- [Task goal] Pick out the lines in the listing below that contain the word "Large" and copy them.

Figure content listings
═══

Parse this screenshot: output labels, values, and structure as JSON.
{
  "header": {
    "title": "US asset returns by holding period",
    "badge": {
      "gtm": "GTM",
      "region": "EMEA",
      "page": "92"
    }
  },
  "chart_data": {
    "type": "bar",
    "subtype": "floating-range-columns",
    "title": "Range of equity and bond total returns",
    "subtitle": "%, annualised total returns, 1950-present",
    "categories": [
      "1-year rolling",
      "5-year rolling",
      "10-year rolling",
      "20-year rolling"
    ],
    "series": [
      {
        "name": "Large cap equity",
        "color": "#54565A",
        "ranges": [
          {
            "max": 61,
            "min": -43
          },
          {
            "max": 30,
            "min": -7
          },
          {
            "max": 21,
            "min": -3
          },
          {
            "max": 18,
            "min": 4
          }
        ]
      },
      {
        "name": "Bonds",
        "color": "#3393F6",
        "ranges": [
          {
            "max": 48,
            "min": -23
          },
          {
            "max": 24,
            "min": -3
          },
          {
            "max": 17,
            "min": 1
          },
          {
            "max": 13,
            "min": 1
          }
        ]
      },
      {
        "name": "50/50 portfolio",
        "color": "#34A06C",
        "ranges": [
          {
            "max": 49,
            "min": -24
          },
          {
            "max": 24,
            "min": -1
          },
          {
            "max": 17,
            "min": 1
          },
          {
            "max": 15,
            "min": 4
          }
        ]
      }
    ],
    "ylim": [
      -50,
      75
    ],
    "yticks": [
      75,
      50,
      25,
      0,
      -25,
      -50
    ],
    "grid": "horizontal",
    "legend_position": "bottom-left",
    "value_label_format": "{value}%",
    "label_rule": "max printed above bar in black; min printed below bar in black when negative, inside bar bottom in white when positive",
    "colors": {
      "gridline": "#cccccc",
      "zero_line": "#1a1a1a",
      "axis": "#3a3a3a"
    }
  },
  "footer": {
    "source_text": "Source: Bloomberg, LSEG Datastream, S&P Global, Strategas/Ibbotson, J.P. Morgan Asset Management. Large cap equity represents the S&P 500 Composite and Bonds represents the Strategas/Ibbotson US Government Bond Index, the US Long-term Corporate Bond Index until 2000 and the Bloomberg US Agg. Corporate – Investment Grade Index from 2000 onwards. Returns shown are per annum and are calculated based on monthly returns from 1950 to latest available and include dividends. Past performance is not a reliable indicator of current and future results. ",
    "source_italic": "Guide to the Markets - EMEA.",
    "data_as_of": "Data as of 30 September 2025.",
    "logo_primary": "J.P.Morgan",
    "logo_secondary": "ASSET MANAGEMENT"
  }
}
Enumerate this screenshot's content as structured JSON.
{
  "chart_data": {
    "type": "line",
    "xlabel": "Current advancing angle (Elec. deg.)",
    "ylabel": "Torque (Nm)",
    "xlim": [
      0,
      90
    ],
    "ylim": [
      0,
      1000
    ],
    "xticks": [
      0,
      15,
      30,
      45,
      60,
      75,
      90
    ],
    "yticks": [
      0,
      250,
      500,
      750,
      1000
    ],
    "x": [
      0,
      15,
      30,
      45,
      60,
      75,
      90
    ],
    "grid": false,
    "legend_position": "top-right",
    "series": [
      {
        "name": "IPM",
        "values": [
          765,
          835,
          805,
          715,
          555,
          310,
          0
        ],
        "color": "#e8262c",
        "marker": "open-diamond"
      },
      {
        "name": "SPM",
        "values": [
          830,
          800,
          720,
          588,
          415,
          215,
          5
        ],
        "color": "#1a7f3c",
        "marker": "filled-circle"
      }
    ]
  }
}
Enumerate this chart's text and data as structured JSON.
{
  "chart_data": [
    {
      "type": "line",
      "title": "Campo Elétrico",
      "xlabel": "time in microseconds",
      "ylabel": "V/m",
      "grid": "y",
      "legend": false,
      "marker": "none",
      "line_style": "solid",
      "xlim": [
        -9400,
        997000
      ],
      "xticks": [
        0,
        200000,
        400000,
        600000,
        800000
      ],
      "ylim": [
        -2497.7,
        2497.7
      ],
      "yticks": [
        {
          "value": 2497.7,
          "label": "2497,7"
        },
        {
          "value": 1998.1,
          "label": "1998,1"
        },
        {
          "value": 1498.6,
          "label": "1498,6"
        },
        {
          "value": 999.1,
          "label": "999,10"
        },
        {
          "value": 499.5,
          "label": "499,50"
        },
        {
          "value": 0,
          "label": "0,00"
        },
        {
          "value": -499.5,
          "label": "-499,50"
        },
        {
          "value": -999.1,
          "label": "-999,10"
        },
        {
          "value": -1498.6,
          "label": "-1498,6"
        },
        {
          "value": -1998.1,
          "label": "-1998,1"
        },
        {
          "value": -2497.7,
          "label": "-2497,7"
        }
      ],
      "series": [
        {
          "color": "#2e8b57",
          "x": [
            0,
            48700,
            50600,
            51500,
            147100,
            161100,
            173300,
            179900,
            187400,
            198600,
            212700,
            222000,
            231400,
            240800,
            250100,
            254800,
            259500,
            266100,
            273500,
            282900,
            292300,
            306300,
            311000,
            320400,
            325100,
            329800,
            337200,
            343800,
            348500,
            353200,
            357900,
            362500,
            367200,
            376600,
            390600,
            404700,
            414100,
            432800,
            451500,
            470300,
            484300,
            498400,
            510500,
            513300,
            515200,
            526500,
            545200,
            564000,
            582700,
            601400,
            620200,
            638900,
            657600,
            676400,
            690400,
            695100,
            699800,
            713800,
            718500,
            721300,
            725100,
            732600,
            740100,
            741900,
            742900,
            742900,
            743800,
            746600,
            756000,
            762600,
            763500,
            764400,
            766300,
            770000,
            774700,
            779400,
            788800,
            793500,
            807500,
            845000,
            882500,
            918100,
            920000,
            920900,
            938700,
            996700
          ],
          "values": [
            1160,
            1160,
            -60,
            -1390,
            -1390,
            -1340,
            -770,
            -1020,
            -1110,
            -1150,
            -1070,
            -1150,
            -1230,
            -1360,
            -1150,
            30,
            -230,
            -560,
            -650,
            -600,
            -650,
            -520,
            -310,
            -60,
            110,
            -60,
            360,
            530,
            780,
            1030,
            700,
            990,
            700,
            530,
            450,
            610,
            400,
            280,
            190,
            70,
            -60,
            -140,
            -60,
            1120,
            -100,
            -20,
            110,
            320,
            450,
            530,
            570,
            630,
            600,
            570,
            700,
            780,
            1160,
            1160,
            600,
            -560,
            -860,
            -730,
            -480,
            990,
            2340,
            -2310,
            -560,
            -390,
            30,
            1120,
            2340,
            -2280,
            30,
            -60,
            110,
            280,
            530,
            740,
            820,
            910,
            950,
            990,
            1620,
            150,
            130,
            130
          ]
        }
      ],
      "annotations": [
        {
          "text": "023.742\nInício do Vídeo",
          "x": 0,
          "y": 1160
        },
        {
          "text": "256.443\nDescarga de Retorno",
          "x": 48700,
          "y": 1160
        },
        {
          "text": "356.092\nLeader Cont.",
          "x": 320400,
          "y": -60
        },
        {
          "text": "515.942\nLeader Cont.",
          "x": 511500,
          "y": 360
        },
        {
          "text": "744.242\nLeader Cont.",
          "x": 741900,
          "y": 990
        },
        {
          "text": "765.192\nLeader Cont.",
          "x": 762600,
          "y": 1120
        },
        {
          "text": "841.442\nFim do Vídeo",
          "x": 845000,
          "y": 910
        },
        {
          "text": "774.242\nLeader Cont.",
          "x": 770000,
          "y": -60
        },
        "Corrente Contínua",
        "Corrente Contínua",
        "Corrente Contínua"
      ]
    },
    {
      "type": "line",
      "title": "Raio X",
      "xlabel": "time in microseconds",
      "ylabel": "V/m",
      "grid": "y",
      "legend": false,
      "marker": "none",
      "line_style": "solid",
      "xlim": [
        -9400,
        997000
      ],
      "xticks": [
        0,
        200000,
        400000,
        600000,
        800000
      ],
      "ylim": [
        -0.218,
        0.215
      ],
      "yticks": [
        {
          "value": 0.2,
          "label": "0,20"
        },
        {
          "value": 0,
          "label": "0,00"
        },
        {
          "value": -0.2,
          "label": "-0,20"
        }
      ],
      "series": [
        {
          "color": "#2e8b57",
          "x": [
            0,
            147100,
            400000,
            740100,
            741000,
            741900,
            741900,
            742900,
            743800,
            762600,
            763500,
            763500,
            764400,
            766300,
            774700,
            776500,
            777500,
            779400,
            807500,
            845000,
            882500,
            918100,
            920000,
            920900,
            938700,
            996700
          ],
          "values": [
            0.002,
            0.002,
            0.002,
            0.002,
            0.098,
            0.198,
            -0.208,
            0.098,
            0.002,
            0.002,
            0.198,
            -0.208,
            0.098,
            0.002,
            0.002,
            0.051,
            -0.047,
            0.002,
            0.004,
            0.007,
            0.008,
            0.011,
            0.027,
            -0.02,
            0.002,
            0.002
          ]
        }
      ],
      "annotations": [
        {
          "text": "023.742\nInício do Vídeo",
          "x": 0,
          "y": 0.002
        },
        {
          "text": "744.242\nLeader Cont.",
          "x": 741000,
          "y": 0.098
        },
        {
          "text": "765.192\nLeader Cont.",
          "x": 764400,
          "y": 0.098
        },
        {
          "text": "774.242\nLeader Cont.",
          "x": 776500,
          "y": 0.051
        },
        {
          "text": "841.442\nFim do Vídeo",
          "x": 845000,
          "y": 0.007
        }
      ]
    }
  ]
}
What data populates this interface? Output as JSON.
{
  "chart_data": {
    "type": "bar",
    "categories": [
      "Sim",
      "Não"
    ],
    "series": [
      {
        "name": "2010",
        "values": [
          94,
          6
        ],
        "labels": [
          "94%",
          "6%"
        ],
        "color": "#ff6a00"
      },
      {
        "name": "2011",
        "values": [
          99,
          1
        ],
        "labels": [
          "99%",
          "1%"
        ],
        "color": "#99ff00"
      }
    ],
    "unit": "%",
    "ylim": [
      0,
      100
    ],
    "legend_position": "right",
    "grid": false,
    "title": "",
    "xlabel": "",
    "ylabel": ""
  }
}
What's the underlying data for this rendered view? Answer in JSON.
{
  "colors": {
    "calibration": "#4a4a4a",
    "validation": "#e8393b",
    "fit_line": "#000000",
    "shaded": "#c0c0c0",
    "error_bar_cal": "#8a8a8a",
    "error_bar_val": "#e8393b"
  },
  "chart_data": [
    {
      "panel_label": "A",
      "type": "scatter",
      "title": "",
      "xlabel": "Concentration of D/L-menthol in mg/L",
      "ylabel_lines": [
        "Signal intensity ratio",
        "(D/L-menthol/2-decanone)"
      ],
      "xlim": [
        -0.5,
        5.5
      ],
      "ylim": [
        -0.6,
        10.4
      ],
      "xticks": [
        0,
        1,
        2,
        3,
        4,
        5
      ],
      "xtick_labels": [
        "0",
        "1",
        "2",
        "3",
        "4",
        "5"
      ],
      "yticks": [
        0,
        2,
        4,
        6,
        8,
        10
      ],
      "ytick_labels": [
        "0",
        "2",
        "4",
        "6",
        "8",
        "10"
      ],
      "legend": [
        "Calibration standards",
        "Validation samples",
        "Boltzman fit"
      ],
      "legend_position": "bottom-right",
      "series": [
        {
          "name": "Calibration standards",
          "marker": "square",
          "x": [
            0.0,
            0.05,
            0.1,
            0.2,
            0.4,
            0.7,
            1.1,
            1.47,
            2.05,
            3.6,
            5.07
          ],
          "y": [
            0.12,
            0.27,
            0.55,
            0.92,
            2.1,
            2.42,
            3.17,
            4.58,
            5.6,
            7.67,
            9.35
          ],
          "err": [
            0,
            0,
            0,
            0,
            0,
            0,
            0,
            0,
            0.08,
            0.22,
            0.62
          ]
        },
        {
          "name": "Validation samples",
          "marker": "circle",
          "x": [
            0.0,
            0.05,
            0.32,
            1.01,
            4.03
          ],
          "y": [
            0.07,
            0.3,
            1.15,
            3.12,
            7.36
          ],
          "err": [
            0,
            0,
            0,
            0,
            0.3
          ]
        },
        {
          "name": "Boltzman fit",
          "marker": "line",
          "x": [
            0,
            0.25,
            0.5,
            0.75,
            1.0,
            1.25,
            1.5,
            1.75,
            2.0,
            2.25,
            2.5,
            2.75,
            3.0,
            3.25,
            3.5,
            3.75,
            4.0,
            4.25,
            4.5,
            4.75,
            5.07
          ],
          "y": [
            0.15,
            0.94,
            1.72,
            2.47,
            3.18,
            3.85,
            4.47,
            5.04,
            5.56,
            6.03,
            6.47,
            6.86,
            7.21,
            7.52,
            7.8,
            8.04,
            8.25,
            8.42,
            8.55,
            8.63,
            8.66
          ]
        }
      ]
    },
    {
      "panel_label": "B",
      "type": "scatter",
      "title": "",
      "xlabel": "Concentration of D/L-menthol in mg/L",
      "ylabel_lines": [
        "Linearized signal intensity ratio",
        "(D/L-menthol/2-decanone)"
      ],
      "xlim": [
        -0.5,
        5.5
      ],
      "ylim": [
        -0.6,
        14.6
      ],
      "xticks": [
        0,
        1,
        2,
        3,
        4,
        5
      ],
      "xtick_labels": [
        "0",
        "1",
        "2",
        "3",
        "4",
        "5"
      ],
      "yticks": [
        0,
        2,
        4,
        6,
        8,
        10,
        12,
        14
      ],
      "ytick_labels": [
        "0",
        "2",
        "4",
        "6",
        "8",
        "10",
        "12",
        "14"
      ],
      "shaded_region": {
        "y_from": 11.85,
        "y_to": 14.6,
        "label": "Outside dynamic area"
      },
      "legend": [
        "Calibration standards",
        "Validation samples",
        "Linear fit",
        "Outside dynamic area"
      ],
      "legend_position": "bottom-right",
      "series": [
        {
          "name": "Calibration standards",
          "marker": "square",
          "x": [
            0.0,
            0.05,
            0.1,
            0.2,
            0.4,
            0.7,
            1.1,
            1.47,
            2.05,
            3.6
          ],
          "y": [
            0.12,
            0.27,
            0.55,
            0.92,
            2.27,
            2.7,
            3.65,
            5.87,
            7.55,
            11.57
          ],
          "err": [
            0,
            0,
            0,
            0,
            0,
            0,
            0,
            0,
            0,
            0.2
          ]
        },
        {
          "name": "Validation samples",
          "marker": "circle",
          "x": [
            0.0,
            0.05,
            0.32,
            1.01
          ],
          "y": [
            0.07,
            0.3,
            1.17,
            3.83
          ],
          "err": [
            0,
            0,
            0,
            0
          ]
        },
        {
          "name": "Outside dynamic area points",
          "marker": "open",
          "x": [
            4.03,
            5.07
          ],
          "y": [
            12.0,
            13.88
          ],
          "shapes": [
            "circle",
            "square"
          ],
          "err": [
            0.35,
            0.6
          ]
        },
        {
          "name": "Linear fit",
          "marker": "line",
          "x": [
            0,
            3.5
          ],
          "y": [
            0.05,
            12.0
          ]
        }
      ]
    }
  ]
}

═══

- [Correct response]
        "name": "Large cap equity",
    "source_text": "Source: Bloomberg, LSEG Datastream, S&P Global, Strategas/Ibbotson, J.P. Morgan Asset Management. Large cap equity represents the S&P 500 Composite and Bonds represents the Strategas/Ibbotson US Government Bond Index, the US Long-term Corporate Bond Index until 2000 and the Bloomberg US Agg. Corporate – Investment Grade Index from 2000 onwards. Returns shown are per annum and are calculated based on monthly returns from 1950 to latest available and include dividends. Past performance is not a reliable indicator of current and future results. ",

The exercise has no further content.